## BEGIN Material shown

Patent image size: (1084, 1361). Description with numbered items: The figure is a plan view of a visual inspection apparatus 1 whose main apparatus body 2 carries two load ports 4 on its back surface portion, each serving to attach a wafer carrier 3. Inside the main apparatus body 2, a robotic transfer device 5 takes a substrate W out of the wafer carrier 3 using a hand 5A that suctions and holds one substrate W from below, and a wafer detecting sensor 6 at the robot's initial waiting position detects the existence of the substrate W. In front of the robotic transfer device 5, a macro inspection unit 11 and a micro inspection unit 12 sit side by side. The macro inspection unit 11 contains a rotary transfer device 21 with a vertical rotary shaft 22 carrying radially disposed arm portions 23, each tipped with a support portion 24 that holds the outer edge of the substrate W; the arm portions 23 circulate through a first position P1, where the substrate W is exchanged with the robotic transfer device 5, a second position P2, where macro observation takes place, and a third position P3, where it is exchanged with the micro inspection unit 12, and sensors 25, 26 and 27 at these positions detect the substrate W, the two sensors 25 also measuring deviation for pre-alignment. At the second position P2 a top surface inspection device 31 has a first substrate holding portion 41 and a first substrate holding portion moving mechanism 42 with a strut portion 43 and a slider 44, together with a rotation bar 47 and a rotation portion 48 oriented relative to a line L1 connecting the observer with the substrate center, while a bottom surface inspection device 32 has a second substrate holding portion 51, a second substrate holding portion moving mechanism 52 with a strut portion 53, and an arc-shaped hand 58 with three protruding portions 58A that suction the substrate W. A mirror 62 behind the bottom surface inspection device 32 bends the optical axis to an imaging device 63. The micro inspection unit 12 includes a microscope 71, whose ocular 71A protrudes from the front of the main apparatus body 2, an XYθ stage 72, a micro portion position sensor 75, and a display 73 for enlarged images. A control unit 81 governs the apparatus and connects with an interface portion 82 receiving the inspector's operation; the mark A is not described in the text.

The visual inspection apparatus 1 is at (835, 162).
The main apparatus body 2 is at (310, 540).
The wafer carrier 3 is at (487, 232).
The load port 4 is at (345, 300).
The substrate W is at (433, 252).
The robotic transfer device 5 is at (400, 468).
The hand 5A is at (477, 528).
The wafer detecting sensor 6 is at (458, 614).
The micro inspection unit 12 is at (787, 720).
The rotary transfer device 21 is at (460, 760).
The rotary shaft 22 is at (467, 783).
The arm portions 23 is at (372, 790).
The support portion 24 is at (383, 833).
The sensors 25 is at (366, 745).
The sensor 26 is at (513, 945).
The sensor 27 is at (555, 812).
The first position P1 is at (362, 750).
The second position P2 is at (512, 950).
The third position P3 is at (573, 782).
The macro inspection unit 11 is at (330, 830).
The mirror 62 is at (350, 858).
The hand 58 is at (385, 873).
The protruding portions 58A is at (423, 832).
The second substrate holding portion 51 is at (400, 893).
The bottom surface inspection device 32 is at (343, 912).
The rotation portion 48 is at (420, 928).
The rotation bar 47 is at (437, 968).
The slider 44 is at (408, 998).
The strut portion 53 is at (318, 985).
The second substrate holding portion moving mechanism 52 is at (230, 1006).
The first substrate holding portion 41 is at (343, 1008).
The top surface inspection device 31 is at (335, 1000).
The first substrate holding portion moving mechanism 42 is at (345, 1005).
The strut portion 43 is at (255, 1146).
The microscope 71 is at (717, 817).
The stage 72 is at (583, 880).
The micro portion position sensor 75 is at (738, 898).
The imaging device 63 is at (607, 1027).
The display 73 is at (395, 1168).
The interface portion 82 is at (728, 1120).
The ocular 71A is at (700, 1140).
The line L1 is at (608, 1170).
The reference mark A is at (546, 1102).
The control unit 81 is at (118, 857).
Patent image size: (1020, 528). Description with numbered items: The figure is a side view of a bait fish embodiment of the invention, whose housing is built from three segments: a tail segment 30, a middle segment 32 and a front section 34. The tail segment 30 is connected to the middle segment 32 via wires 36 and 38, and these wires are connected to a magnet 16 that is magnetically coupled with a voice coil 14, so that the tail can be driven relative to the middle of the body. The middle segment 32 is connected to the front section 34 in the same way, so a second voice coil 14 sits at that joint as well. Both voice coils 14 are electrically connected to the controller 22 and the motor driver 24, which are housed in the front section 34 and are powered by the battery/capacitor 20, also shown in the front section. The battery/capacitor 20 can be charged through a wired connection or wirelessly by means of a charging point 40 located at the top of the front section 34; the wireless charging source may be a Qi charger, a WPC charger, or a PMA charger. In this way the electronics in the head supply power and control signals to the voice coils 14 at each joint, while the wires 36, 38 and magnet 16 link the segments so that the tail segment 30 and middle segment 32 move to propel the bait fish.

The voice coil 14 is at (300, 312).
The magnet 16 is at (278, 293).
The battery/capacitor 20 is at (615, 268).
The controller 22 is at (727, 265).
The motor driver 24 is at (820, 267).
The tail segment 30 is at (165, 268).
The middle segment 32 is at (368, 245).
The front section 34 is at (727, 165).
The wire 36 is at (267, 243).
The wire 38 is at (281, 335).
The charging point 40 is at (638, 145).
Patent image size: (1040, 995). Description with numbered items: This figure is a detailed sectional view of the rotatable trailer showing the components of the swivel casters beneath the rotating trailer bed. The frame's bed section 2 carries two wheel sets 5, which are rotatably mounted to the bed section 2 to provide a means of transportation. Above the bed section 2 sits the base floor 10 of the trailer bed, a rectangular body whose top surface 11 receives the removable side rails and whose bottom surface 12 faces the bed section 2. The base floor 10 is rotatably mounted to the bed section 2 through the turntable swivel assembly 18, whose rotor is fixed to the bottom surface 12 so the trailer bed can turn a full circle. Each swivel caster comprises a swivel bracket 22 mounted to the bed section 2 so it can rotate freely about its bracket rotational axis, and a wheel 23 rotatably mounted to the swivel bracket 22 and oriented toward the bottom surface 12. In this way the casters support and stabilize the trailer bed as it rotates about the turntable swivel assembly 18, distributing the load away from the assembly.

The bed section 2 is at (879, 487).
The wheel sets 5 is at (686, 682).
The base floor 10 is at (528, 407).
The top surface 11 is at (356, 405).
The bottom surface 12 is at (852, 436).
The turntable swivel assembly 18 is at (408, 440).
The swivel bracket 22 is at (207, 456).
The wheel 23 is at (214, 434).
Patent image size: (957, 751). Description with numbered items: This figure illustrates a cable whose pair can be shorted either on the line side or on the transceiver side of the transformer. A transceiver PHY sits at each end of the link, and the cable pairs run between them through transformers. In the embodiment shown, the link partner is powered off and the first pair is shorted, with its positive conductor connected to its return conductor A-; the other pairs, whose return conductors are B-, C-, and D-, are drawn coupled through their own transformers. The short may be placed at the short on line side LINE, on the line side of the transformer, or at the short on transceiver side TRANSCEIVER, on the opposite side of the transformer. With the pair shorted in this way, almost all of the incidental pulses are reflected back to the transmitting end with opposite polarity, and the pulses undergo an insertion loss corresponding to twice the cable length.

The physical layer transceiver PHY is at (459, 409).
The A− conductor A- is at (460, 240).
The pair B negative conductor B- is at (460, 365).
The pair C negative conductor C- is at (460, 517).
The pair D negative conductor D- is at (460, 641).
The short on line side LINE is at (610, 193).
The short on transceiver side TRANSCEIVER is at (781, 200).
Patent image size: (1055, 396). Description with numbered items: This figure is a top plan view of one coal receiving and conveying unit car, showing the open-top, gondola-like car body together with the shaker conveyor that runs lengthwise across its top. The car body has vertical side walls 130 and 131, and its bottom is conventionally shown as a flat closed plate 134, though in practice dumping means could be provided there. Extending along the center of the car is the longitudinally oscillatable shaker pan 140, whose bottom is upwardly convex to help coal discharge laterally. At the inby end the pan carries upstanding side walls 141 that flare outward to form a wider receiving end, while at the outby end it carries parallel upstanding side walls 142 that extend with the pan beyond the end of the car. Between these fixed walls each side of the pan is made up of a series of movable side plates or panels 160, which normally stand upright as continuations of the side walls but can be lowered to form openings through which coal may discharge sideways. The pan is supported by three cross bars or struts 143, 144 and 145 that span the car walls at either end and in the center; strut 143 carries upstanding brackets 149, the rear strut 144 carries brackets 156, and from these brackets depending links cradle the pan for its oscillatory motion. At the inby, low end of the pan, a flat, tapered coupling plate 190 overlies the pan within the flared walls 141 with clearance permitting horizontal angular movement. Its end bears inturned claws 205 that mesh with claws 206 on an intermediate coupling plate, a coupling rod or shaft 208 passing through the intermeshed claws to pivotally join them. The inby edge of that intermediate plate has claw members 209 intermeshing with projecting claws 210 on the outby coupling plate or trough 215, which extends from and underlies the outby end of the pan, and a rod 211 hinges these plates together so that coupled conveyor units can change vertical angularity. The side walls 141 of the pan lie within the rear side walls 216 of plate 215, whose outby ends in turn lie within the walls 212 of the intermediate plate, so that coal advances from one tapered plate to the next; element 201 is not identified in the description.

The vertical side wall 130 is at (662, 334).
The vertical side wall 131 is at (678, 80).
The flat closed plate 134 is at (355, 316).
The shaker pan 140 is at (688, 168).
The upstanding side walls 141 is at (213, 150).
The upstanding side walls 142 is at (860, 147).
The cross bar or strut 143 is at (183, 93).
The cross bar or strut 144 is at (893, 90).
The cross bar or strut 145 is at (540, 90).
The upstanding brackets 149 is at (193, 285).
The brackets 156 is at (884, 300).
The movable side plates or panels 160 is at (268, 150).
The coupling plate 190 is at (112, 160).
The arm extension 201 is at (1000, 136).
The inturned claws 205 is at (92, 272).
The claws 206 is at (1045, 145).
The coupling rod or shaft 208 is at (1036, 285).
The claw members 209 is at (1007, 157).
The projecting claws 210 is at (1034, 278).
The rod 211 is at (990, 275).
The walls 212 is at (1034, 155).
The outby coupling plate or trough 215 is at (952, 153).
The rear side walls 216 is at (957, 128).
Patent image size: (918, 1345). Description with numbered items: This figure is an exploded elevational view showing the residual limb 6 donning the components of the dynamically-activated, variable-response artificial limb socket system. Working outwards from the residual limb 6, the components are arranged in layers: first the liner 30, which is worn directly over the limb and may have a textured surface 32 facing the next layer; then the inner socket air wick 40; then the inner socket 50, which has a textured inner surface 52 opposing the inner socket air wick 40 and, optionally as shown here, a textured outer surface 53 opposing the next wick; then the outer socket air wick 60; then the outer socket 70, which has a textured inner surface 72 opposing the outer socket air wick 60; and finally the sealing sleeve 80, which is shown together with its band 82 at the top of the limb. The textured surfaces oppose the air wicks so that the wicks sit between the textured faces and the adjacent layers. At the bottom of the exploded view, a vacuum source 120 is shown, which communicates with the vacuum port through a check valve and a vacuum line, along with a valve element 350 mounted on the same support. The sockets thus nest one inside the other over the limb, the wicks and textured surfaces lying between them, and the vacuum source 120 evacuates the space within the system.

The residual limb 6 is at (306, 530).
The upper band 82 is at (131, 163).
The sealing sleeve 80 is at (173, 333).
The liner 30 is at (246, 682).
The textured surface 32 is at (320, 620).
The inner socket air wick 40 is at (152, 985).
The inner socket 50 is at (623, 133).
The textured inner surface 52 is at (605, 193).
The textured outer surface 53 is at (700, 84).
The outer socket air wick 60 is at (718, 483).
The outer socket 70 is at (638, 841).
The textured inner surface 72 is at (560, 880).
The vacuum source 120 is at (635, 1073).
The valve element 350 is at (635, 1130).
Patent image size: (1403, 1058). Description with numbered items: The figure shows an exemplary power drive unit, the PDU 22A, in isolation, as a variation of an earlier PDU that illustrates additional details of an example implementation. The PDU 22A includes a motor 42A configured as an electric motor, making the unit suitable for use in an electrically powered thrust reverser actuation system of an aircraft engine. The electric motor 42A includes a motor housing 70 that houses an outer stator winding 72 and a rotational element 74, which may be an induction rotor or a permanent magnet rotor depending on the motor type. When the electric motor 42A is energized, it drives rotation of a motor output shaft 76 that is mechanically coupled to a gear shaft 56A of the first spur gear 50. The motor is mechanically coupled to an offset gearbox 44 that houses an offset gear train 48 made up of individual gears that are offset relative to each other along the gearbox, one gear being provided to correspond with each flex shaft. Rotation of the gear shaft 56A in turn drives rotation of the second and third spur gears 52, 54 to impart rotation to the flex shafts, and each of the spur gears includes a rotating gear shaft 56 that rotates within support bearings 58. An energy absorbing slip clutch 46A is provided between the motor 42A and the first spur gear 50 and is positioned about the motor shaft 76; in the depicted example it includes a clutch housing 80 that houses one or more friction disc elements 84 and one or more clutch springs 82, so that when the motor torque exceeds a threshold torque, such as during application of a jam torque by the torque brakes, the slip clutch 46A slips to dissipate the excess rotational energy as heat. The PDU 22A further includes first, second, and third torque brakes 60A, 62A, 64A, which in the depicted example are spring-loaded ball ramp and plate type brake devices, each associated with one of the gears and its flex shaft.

## END Material shown

- [Exercise description] Show every line in the listing above that contains the word "battery", copying each line in full.

- [Written reply]
Patent image size: (1020, 528). Description with numbered items: The figure is a side view of a bait fish embodiment of the invention, whose housing is built from three segments: a tail segment 30, a middle segment 32 and a front section 34. The tail segment 30 is connected to the middle segment 32 via wires 36 and 38, and these wires are connected to a magnet 16 that is magnetically coupled with a voice coil 14, so that the tail can be driven relative to the middle of the body. The middle segment 32 is connected to the front section 34 in the same way, so a second voice coil 14 sits at that joint as well. Both voice coils 14 are electrically connected to the controller 22 and the motor driver 24, which are housed in the front section 34 and are powered by the battery/capacitor 20, also shown in the front section. The battery/capacitor 20 can be charged through a wired connection or wirelessly by means of a charging point 40 located at the top of the front section 34; the wireless charging source may be a Qi charger, a WPC charger, or a PMA charger. In this way the electronics in the head supply power and control signals to the voice coils 14 at each joint, while the wires 36, 38 and magnet 16 link the segments so that the tail segment 30 and middle segment 32 move to propel the bait fish.
The battery/capacitor 20 is at (615, 268).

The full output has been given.